EXERCISE INPUT:

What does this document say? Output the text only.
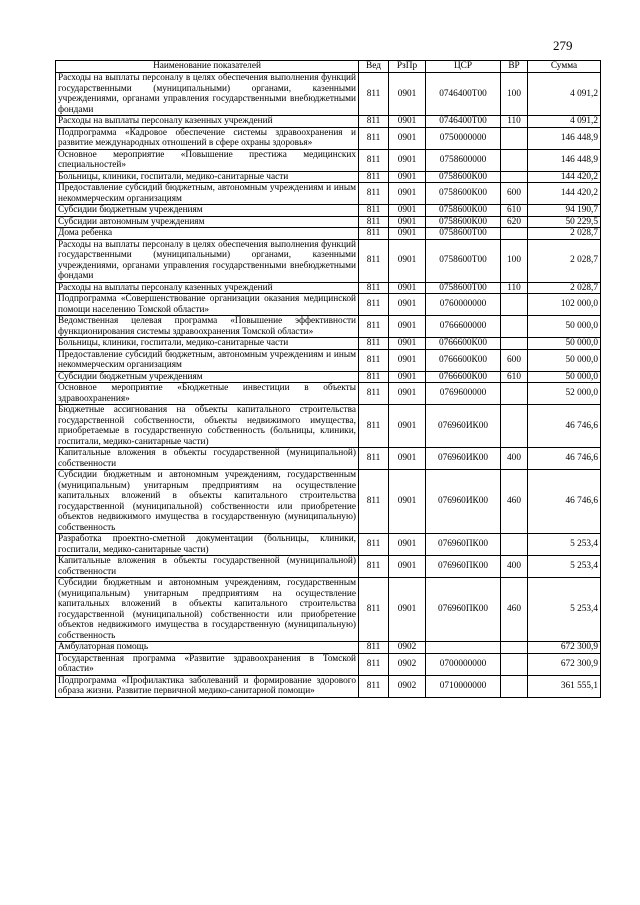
279
Наименование показателей	Вед	РзПр	ЦСР	ВР	Сумма
Расходы на выплаты персоналу в целях обеспечения выполнения функций государственными (муниципальными) органами, казенными учреждениями, органами управления государственными внебюджетными фондами	811	0901	0746400Т00	100	4 091,2
Расходы на выплаты персоналу казенных учреждений	811	0901	0746400Т00	110	4 091,2
Подпрограмма «Кадровое обеспечение системы здравоохранения и развитие международных отношений в сфере охраны здоровья»	811	0901	0750000000		146 448,9
Основное мероприятие «Повышение престижа медицинских специальностей»	811	0901	0758600000		146 448,9
Больницы, клиники, госпитали, медико-санитарные части	811	0901	0758600К00		144 420,2
Предоставление субсидий бюджетным, автономным учреждениям и иным некоммерческим организациям	811	0901	0758600К00	600	144 420,2
Субсидии бюджетным учреждениям	811	0901	0758600К00	610	94 190,7
Субсидии автономным учреждениям	811	0901	0758600К00	620	50 229,5
Дома ребенка	811	0901	0758600Т00		2 028,7
Расходы на выплаты персоналу в целях обеспечения выполнения функций государственными (муниципальными) органами, казенными учреждениями, органами управления государственными внебюджетными фондами	811	0901	0758600Т00	100	2 028,7
Расходы на выплаты персоналу казенных учреждений	811	0901	0758600Т00	110	2 028,7
Подпрограмма «Совершенствование организации оказания медицинской помощи населению Томской области»	811	0901	0760000000		102 000,0
Ведомственная целевая программа «Повышение эффективности функционирования системы здравоохранения Томской области»	811	0901	0766600000		50 000,0
Больницы, клиники, госпитали, медико-санитарные части	811	0901	0766600К00		50 000,0
Предоставление субсидий бюджетным, автономным учреждениям и иным некоммерческим организациям	811	0901	0766600К00	600	50 000,0
Субсидии бюджетным учреждениям	811	0901	0766600К00	610	50 000,0
Основное мероприятие «Бюджетные инвестиции в объекты здравоохранения»	811	0901	0769600000		52 000,0
Бюджетные ассигнования на объекты капитального строительства государственной собственности, объекты недвижимого имущества, приобретаемые в государственную собственность (больницы, клиники, госпитали, медико-санитарные части)	811	0901	076960ИК00		46 746,6
Капитальные вложения в объекты государственной (муниципальной) собственности	811	0901	076960ИК00	400	46 746,6
Субсидии бюджетным и автономным учреждениям, государственным (муниципальным) унитарным предприятиям на осуществление капитальных вложений в объекты капитального строительства государственной (муниципальной) собственности или приобретение объектов недвижимого имущества в государственную (муниципальную) собственность	811	0901	076960ИК00	460	46 746,6
Разработка проектно-сметной документации (больницы, клиники, госпитали, медико-санитарные части)	811	0901	076960ПК00		5 253,4
Капитальные вложения в объекты государственной (муниципальной) собственности	811	0901	076960ПК00	400	5 253,4
Субсидии бюджетным и автономным учреждениям, государственным (муниципальным) унитарным предприятиям на осуществление капитальных вложений в объекты капитального строительства государственной (муниципальной) собственности или приобретение объектов недвижимого имущества в государственную (муниципальную) собственность	811	0901	076960ПК00	460	5 253,4
Амбулаторная помощь	811	0902			672 300,9
Государственная программа «Развитие здравоохранения в Томской области»	811	0902	0700000000		672 300,9
Подпрограмма «Профилактика заболеваний и формирование здорового образа жизни. Развитие первичной медико-санитарной помощи»	811	0902	0710000000		361 555,1
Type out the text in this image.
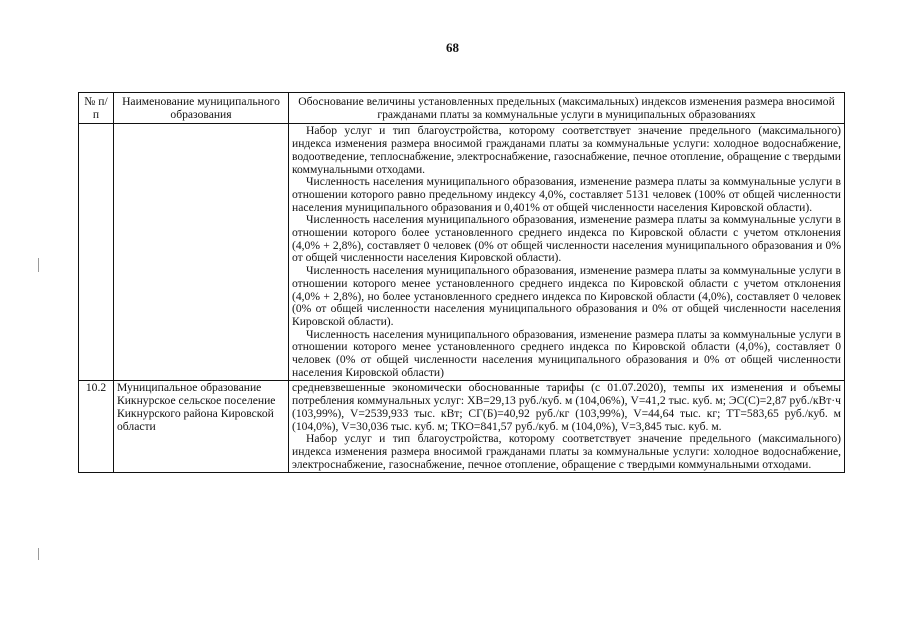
68
№ п/п	Наименование муниципального образования	Обоснование величины установленных предельных (максимальных) индексов изменения размера вносимой гражданами платы за коммунальные услуги в муниципальных образованиях

		Набор услуг и тип благоустройства, которому соответствует значение предельного (максимального) индекса изменения размера вносимой гражданами платы за коммунальные услуги: холодное водоснабжение, водоотведение, теплоснабжение, электроснабжение, газоснабжение, печное отопление, обращение с твердыми коммунальными отходами.
Численность населения муниципального образования, изменение размера платы за коммунальные услуги в отношении которого равно предельному индексу 4,0%, составляет 5131 человек (100% от общей численности населения муниципального образования и 0,401% от общей численности населения Кировской области).
Численность населения муниципального образования, изменение размера платы за коммунальные услуги в отношении которого более установленного среднего индекса по Кировской области с учетом отклонения (4,0% + 2,8%), составляет 0 человек (0% от общей численности населения муниципального образования и 0% от общей численности населения Кировской области).
Численность населения муниципального образования, изменение размера платы за коммунальные услуги в отношении которого менее установленного среднего индекса по Кировской области с учетом отклонения (4,0% + 2,8%), но более установленного среднего индекса по Кировской области (4,0%), составляет 0 человек (0% от общей численности населения муниципального образования и 0% от общей численности населения Кировской области).
Численность населения муниципального образования, изменение размера платы за коммунальные услуги в отношении которого менее установленного среднего индекса по Кировской области (4,0%), составляет 0 человек (0% от общей численности населения муниципального образования и 0% от общей численности населения Кировской области)

10.2	Муниципальное образование Кикнурское сельское поселение Кикнурского района Кировской области	средневзвешенные экономически обоснованные тарифы (с 01.07.2020), темпы их изменения и объемы потребления коммунальных услуг: ХВ=29,13 руб./куб. м (104,06%), V=41,2 тыс. куб. м; ЭС(С)=2,87 руб./кВт·ч (103,99%), V=2539,933 тыс. кВт; СГ(Б)=40,92 руб./кг (103,99%), V=44,64 тыс. кг; ТТ=583,65 руб./куб. м (104,0%), V=30,036 тыс. куб. м; ТКО=841,57 руб./куб. м (104,0%), V=3,845 тыс. куб. м.
Набор услуг и тип благоустройства, которому соответствует значение предельного (максимального) индекса изменения размера вносимой гражданами платы за коммунальные услуги: холодное водоснабжение, электроснабжение, газоснабжение, печное отопление, обращение с твердыми коммунальными отходами.
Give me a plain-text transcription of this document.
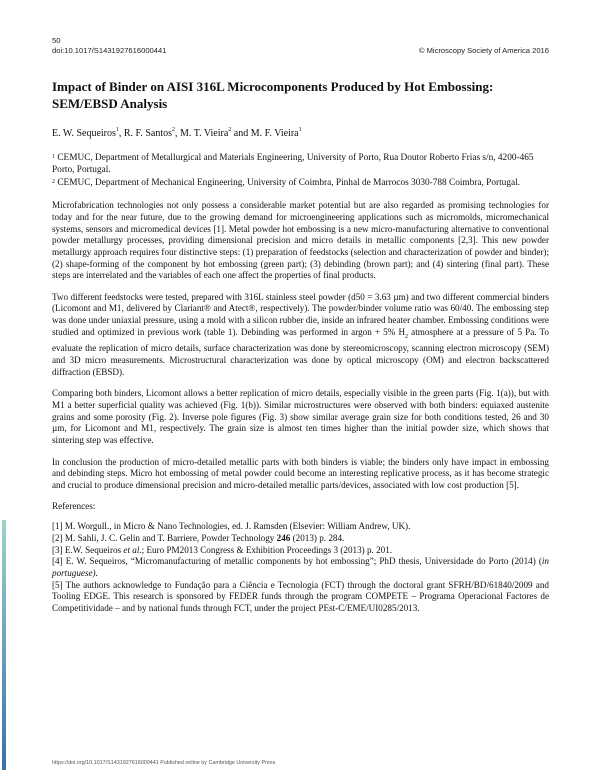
50
doi:10.1017/S1431927616000441	© Microscopy Society of America 2016
Impact of Binder on AISI 316L Microcomponents Produced by Hot Embossing: SEM/EBSD Analysis
E. W. Sequeiros$^1$, R. F. Santos$^2$, M. T. Vieira$^2$ and M. F. Vieira$^1$
$^1$ CEMUC, Department of Metallurgical and Materials Engineering, University of Porto, Rua Doutor Roberto Frias s/n, 4200-465 Porto, Portugal.
$^2$ CEMUC, Department of Mechanical Engineering, University of Coimbra, Pinhal de Marrocos 3030-788 Coimbra, Portugal.
Microfabrication technologies not only possess a considerable market potential but are also regarded as promising technologies for today and for the near future, due to the growing demand for microengineering applications such as micromolds, micromechanical systems, sensors and micromedical devices [1]. Metal powder hot embossing is a new micro-manufacturing alternative to conventional powder metallurgy processes, providing dimensional precision and micro details in metallic components [2,3]. This new powder metallurgy approach requires four distinctive steps: (1) preparation of feedstocks (selection and characterization of powder and binder); (2) shape-forming of the component by hot embossing (green part); (3) debinding (brown part); and (4) sintering (final part). These steps are interrelated and the variables of each one affect the properties of final products.
Two different feedstocks were tested, prepared with 316L stainless steel powder (d50 = 3.63 µm) and two different commercial binders (Licomont and M1, delivered by Clariant® and Atect®, respectively). The powder/binder volume ratio was 60/40. The embossing step was done under uniaxial pressure, using a mold with a silicon rubber die, inside an infrared heater chamber. Embossing conditions were studied and optimized in previous work (table 1). Debinding was performed in argon + 5% $H_2$ atmosphere at a pressure of 5 Pa. To evaluate the replication of micro details, surface characterization was done by stereomicroscopy, scanning electron microscopy (SEM) and 3D micro measurements. Microstructural characterization was done by optical microscopy (OM) and electron backscattered diffraction (EBSD).
Comparing both binders, Licomont allows a better replication of micro details, especially visible in the green parts (Fig. 1(a)), but with M1 a better superficial quality was achieved (Fig. 1(b)). Similar microstructures were observed with both binders: equiaxed austenite grains and some porosity (Fig. 2). Inverse pole figures (Fig. 3) show similar average grain size for both conditions tested, 26 and 30 µm, for Licomont and M1, respectively. The grain size is almost ten times higher than the initial powder size, which shows that sintering step was effective.
In conclusion the production of micro-detailed metallic parts with both binders is viable; the binders only have impact in embossing and debinding steps. Micro hot embossing of metal powder could become an interesting replicative process, as it has become strategic and crucial to produce dimensional precision and micro-detailed metallic parts/devices, associated with low cost production [5].
References:
[1] M. Worgull., in Micro & Nano Technologies, ed. J. Ramsden (Elsevier: William Andrew, UK).
[2] M. Sahli, J. C. Gelin and T. Barriere, Powder Technology 246 (2013) p. 284.
[3] E.W. Sequeiros et al.; Euro PM2013 Congress & Exhibition Proceedings 3 (2013) p. 201.
[4] E. W. Sequeiros, “Micromanufacturing of metallic components by hot embossing”; PhD thesis, Universidade do Porto (2014) (in portuguese).
[5] The authors acknowledge to Fundação para a Ciência e Tecnologia (FCT) through the doctoral grant SFRH/BD/61840/2009 and Tooling EDGE. This research is sponsored by FEDER funds through the program COMPETE – Programa Operacional Factores de Competitividade – and by national funds through FCT, under the project PEst-C/EME/UI0285/2013.
https://doi.org/10.1017/S1431927616000441 Published online by Cambridge University Press
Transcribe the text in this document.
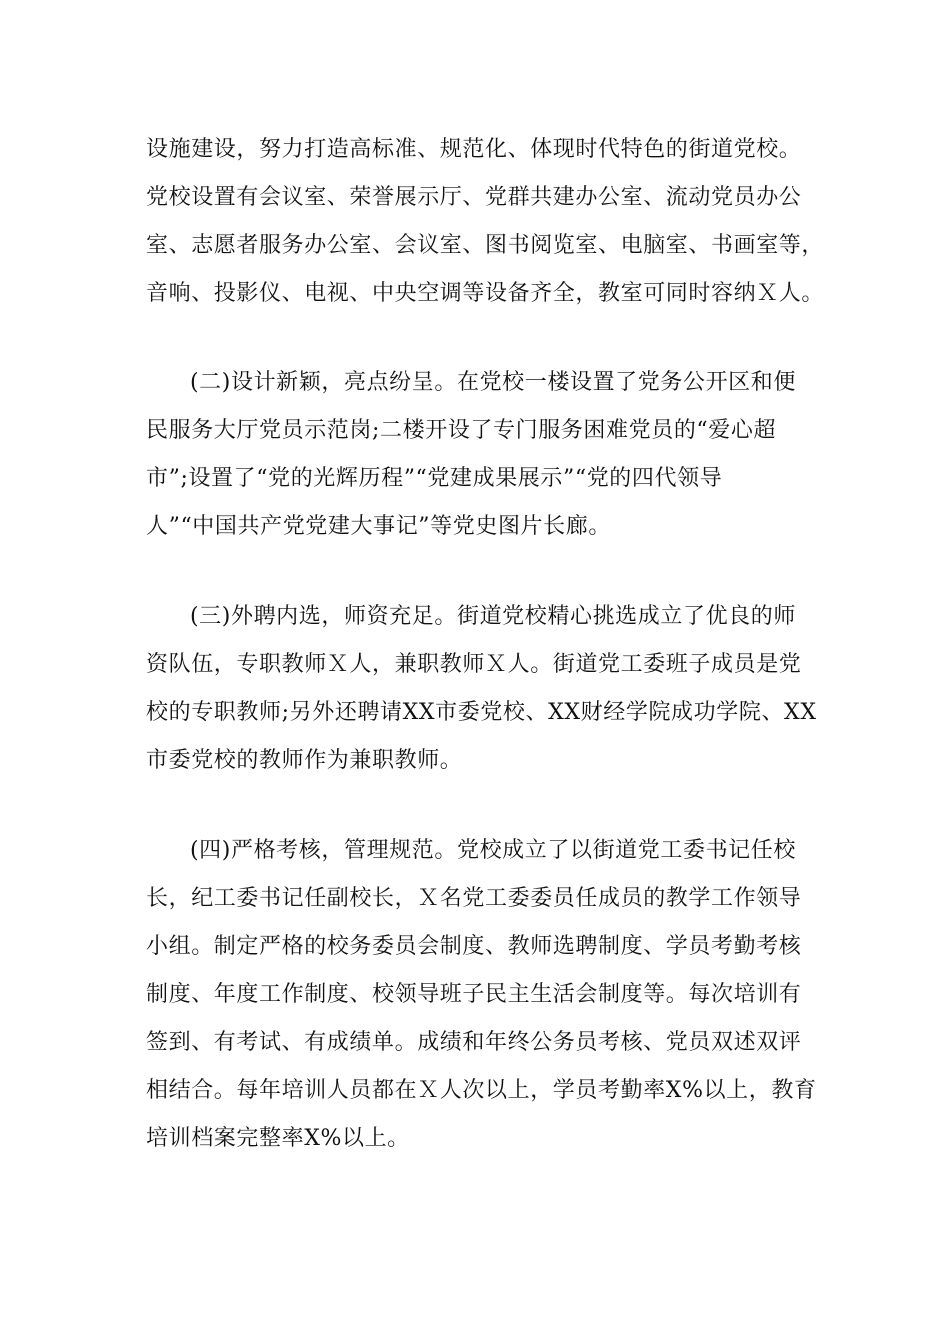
设施建设，努力打造高标准、规范化、体现时代特色的街道党校。
党校设置有会议室、荣誉展示厅、党群共建办公室、流动党员办公
室、志愿者服务办公室、会议室、图书阅览室、电脑室、书画室等，
音响、投影仪、电视、中央空调等设备齐全，教室可同时容纳Ｘ人。
(二)设计新颖，亮点纷呈。在党校一楼设置了党务公开区和便
民服务大厅党员示范岗;二楼开设了专门服务困难党员的“爱心超
市”;设置了“党的光辉历程”“党建成果展示”“党的四代领导
人”“中国共产党党建大事记”等党史图片长廊。
(三)外聘内选，师资充足。街道党校精心挑选成立了优良的师
资队伍，专职教师Ｘ人，兼职教师Ｘ人。街道党工委班子成员是党
校的专职教师;另外还聘请XX市委党校、XX财经学院成功学院、XX
市委党校的教师作为兼职教师。
(四)严格考核，管理规范。党校成立了以街道党工委书记任校
长，纪工委书记任副校长，Ｘ名党工委委员任成员的教学工作领导
小组。制定严格的校务委员会制度、教师选聘制度、学员考勤考核
制度、年度工作制度、校领导班子民主生活会制度等。每次培训有
签到、有考试、有成绩单。成绩和年终公务员考核、党员双述双评
相结合。每年培训人员都在Ｘ人次以上，学员考勤率X%以上，教育
培训档案完整率X%以上。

SHORT PROBLEM: Copy all lines of the material above where the string "Капитальные" occurs.

SOLUTION FOR THIS EXERCISE:
Капитальные вложения в объекты государственной (муниципальной) собственности	811	0901	076960ИК00	400	46 746,6
Капитальные вложения в объекты государственной (муниципальной) собственности	811	0901	076960ПК00	400	5 253,4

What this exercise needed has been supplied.